Task details: Tally the lines that hold the word "Wahyul" and reply with that figure only.
Start of Records shown
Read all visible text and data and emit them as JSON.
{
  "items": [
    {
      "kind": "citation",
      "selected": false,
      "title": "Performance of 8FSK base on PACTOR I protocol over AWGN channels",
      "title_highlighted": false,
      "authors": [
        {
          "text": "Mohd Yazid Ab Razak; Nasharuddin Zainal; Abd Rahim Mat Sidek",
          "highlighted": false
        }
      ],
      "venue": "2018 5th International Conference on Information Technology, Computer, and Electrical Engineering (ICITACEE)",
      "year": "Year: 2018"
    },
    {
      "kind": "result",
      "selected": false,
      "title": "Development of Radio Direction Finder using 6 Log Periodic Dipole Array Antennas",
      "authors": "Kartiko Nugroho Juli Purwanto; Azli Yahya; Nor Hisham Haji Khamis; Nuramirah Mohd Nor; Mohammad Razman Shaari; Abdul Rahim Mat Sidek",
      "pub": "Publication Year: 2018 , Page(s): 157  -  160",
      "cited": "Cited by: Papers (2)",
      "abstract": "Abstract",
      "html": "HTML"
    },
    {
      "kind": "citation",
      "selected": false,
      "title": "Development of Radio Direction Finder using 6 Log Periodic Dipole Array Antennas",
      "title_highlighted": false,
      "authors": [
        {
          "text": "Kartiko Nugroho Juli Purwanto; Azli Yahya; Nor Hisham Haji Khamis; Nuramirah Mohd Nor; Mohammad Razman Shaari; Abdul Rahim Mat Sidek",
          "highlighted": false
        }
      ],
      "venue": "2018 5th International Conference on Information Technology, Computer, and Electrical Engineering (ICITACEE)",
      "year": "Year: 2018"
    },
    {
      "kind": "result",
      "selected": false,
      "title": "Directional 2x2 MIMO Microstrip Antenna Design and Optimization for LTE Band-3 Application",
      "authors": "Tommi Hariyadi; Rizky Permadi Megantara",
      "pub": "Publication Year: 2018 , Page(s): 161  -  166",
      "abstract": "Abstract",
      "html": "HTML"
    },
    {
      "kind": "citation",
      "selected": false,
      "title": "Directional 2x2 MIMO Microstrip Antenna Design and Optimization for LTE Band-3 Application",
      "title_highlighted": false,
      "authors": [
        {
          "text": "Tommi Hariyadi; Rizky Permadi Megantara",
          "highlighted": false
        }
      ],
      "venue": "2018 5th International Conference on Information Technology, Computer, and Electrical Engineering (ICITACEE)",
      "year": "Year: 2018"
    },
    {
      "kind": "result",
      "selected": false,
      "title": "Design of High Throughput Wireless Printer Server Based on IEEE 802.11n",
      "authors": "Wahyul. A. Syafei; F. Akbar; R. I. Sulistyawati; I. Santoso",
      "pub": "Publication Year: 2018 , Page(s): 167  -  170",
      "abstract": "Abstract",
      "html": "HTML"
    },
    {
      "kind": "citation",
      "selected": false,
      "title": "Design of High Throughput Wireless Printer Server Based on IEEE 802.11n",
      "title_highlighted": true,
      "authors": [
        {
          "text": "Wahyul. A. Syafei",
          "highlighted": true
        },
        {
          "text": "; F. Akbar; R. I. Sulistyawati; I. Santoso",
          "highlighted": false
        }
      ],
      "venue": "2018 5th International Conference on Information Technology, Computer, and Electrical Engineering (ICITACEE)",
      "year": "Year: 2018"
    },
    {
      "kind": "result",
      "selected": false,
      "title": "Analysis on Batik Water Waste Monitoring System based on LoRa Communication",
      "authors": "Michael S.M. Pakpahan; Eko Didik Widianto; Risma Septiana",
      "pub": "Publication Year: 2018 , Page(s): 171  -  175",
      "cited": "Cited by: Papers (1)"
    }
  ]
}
End of Records shown
Reply to the task: 2